__STATED EXERCISE__:
Scan the listing below and copy every line holding "this".

__PROVIDED ENTRIES__:
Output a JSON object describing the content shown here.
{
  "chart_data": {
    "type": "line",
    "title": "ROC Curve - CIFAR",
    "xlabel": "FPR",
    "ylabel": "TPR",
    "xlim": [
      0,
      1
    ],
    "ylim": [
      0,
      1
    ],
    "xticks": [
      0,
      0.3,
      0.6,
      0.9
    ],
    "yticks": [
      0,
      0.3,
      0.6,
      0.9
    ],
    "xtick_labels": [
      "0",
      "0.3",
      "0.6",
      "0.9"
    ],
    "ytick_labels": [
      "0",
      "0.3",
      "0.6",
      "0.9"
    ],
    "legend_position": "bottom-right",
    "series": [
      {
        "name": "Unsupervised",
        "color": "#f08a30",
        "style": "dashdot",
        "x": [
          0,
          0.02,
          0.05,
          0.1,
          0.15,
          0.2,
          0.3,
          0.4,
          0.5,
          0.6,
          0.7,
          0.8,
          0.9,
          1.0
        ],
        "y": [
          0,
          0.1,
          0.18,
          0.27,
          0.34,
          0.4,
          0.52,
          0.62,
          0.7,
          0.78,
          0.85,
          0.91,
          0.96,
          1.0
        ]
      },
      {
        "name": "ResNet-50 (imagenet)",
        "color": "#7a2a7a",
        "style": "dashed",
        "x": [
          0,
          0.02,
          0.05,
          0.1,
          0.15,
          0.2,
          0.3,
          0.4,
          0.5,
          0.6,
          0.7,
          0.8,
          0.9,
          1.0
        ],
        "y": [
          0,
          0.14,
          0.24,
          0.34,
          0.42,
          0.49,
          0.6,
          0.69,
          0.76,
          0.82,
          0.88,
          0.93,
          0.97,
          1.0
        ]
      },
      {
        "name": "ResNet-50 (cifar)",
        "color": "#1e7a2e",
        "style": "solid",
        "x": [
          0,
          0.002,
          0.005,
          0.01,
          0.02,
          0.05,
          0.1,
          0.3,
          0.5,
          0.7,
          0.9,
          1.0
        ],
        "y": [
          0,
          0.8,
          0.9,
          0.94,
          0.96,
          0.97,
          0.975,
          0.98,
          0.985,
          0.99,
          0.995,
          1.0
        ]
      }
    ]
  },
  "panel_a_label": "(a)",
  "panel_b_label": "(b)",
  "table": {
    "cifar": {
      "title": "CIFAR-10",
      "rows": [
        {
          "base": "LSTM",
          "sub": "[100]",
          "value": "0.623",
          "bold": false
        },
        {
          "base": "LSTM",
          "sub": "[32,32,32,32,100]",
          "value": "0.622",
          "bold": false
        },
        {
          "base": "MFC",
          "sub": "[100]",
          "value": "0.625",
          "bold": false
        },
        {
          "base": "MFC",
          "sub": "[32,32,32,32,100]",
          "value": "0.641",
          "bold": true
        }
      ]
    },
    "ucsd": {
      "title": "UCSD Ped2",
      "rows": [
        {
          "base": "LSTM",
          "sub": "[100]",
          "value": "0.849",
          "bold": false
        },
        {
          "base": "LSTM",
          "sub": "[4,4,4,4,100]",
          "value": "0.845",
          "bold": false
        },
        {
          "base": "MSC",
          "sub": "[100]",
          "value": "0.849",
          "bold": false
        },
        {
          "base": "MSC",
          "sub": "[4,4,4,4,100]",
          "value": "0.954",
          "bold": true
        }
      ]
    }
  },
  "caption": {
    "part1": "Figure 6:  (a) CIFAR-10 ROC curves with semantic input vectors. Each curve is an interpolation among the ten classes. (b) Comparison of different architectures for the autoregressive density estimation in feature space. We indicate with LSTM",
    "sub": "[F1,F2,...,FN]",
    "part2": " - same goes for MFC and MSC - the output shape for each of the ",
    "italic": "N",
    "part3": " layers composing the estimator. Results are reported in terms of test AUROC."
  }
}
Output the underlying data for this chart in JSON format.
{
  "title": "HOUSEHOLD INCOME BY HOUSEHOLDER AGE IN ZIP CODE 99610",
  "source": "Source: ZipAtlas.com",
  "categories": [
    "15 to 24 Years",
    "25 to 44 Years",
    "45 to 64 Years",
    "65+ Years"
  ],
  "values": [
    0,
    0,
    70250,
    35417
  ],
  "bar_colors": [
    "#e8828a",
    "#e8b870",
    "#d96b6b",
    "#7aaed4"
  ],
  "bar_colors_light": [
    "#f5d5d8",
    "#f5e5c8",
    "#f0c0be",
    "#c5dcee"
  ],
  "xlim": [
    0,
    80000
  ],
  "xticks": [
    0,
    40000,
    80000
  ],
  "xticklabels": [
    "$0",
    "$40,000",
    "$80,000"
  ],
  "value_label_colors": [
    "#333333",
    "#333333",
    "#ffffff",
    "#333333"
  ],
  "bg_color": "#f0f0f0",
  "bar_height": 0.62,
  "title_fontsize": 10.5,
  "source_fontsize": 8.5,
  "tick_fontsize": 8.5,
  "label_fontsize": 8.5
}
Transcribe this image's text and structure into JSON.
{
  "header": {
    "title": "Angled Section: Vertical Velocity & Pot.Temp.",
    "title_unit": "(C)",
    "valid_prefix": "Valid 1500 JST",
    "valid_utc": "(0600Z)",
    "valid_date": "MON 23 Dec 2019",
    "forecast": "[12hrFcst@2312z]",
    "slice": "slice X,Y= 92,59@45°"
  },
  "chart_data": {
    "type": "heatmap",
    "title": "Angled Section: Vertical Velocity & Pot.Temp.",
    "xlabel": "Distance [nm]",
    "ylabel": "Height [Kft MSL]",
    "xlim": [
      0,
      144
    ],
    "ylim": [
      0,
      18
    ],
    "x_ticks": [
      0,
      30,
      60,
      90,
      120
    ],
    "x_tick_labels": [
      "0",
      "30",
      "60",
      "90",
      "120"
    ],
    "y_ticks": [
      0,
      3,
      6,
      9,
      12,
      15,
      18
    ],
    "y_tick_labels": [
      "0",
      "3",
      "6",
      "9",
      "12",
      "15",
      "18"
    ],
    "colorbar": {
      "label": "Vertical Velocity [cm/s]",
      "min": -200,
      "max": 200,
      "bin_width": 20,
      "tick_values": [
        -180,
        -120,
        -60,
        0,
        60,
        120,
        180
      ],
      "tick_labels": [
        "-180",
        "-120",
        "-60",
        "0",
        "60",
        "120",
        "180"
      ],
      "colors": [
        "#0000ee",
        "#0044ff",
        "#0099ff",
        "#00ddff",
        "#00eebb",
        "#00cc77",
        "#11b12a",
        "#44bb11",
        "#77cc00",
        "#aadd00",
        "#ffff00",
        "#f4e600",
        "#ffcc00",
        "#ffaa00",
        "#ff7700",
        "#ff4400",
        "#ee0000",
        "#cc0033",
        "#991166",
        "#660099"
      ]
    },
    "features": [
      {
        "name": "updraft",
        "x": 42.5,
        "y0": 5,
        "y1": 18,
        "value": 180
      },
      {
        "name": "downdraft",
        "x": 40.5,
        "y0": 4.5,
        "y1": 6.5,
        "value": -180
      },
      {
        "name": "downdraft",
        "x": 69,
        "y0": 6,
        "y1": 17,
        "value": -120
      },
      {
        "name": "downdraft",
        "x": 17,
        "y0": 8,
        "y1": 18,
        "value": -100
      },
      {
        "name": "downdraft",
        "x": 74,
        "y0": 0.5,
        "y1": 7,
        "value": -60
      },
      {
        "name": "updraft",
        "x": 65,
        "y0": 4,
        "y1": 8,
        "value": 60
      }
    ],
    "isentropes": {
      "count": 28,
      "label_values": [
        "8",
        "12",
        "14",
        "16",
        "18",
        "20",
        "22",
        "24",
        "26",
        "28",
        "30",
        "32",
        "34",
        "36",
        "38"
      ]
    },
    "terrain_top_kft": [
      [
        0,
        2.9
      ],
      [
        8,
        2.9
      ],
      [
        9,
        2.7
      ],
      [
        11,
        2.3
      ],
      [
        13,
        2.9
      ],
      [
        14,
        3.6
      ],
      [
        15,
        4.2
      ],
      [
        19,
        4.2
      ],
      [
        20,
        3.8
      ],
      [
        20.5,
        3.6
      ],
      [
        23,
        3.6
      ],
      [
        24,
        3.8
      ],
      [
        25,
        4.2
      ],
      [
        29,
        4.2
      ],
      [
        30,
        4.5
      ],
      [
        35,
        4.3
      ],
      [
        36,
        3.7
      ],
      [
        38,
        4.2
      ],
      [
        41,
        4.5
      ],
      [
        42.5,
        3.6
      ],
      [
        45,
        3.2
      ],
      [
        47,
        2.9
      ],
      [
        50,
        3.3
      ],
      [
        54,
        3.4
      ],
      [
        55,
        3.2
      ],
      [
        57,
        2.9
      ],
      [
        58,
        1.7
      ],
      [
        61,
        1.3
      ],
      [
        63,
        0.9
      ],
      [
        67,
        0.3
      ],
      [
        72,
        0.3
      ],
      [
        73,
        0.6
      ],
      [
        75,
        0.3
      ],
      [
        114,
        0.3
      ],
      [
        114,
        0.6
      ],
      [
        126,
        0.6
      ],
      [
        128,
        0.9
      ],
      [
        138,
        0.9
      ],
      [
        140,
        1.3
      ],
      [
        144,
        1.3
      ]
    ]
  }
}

__WRITTEN RESPONSE__:
Output the underlying data for this chart in JSON format.
Transcribe this image's text and structure into JSON.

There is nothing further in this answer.